* Problem to solve
Out of the lines in this data, how many include "imgflip"? Give the number and nothing else.

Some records
▬▬▬▬▬▬
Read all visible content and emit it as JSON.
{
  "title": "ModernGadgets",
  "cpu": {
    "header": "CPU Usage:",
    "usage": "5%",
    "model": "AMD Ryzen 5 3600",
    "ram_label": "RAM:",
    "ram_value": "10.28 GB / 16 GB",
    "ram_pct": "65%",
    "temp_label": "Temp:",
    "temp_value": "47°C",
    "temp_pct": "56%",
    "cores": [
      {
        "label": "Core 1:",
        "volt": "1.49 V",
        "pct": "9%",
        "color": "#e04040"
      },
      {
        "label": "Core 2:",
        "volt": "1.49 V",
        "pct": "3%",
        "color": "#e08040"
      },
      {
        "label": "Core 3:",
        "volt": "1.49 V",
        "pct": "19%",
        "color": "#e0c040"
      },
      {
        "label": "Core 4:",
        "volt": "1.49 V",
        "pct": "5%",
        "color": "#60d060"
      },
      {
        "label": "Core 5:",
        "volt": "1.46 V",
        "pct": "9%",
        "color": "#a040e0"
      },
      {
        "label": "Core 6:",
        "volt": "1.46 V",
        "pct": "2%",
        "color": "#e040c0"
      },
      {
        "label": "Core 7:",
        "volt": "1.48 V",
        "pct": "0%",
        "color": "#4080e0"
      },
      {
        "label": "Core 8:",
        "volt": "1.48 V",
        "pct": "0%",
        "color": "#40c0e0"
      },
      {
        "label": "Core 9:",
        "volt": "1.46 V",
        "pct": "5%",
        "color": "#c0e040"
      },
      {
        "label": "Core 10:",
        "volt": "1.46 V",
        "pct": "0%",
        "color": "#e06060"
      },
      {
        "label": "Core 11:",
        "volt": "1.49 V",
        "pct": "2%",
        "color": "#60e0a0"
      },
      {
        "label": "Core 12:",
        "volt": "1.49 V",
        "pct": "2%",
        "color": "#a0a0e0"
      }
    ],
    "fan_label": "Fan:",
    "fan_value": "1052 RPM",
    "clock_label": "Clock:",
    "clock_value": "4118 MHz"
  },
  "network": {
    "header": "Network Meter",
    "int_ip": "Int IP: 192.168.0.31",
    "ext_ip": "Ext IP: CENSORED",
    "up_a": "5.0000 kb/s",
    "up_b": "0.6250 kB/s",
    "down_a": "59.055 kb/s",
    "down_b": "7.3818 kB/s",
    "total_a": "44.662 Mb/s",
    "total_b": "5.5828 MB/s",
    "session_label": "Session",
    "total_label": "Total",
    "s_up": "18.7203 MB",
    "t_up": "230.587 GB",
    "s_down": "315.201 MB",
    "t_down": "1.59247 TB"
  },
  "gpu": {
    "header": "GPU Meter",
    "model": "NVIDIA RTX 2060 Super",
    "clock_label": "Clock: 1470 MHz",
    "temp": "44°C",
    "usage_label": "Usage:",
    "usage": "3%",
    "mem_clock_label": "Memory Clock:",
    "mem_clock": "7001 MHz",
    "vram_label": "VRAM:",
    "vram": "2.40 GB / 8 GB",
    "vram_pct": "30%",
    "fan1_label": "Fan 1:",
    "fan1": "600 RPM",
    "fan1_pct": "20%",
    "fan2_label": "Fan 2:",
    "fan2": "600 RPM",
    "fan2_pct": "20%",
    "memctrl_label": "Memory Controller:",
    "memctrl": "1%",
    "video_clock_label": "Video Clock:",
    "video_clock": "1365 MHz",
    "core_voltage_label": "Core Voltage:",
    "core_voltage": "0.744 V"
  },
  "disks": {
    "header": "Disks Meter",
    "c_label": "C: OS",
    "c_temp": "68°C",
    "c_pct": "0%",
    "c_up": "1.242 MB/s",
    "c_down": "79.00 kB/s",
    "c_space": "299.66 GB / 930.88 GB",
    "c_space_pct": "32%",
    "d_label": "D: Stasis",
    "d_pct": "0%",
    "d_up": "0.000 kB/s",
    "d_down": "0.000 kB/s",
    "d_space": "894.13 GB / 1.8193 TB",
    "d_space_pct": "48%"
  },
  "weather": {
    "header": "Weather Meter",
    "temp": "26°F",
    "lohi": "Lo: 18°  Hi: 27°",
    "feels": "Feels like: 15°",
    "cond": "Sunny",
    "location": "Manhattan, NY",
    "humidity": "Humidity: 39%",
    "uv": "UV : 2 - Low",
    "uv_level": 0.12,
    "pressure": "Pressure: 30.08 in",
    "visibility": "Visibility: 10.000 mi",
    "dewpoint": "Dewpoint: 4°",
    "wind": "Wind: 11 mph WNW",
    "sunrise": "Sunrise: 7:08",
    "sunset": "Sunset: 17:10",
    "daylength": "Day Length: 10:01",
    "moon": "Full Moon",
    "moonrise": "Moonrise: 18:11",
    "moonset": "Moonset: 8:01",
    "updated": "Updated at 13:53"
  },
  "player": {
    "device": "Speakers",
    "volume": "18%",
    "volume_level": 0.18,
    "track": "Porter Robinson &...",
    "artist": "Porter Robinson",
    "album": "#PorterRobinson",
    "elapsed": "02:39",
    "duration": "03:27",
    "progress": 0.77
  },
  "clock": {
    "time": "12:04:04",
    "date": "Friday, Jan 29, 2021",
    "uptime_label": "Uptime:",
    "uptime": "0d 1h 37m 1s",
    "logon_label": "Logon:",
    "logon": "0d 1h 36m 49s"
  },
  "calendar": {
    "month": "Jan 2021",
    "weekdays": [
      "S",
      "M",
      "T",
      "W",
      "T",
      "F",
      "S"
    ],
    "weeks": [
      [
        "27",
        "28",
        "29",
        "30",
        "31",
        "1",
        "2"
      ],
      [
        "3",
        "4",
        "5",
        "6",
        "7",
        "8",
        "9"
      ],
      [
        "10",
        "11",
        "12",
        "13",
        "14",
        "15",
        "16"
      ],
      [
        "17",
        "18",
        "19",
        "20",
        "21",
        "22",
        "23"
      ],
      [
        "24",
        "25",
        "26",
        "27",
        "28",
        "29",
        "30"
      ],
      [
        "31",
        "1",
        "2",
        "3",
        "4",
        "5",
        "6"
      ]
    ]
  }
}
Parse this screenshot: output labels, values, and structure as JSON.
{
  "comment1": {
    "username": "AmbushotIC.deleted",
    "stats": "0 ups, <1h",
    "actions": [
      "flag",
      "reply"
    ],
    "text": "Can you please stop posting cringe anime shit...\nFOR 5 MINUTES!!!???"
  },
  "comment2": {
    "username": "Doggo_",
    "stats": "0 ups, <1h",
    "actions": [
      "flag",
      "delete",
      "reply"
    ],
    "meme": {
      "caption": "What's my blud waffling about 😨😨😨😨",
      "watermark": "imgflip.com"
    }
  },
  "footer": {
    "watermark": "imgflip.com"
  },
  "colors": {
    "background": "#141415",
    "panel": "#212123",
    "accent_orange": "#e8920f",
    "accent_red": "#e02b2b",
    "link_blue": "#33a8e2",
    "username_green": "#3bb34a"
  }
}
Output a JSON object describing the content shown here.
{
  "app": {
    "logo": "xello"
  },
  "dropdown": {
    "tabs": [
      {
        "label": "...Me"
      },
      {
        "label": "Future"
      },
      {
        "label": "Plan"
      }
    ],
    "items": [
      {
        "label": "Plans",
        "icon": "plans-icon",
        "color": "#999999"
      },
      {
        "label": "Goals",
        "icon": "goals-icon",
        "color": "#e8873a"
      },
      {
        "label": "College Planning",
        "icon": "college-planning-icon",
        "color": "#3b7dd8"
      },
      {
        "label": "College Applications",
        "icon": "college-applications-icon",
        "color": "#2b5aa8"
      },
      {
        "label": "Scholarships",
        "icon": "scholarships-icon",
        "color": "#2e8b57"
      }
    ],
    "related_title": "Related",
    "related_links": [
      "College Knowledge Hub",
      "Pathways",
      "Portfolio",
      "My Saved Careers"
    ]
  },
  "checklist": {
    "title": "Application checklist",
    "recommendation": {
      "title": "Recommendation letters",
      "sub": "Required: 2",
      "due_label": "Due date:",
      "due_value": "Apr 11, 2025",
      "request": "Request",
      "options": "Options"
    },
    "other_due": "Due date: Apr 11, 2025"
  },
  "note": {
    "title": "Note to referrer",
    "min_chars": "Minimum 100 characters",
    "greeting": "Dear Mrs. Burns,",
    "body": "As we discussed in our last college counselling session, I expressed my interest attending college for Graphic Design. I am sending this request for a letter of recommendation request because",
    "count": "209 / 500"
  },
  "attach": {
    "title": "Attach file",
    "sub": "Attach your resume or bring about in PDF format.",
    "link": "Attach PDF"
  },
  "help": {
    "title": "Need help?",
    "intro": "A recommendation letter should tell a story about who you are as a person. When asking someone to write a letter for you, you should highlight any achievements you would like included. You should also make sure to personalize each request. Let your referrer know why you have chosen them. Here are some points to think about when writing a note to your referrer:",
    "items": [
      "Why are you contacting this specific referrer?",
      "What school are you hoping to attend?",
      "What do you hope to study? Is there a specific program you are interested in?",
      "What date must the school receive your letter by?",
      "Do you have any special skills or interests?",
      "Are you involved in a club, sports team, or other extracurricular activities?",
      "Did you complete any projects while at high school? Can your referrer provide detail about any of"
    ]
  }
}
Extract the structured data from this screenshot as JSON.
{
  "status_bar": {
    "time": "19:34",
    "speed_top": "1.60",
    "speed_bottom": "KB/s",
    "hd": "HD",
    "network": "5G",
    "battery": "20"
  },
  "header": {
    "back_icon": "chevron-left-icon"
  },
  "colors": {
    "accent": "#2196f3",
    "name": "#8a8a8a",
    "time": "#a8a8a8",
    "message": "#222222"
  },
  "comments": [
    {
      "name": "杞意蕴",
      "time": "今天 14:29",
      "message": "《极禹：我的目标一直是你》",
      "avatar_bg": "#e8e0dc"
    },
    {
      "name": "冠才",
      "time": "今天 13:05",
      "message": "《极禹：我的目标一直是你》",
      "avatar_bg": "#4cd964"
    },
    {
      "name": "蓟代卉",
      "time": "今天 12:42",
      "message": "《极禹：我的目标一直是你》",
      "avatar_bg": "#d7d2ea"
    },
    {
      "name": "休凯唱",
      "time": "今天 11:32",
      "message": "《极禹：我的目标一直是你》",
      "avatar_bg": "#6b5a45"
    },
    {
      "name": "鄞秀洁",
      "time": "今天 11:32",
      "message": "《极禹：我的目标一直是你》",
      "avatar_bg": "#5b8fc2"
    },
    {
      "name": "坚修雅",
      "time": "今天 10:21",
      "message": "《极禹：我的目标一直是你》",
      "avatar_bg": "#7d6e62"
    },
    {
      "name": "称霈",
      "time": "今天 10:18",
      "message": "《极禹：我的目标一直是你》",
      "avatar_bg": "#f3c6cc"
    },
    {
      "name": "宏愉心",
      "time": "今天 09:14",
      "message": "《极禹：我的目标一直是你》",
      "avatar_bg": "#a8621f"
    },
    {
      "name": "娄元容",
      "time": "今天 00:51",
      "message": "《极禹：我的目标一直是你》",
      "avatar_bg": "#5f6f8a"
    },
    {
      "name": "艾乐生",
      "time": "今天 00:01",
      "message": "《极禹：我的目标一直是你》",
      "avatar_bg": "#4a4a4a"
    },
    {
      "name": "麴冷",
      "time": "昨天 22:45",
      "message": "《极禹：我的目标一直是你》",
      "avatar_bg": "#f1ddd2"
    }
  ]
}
▬▬▬▬▬▬
* Solution to this task
2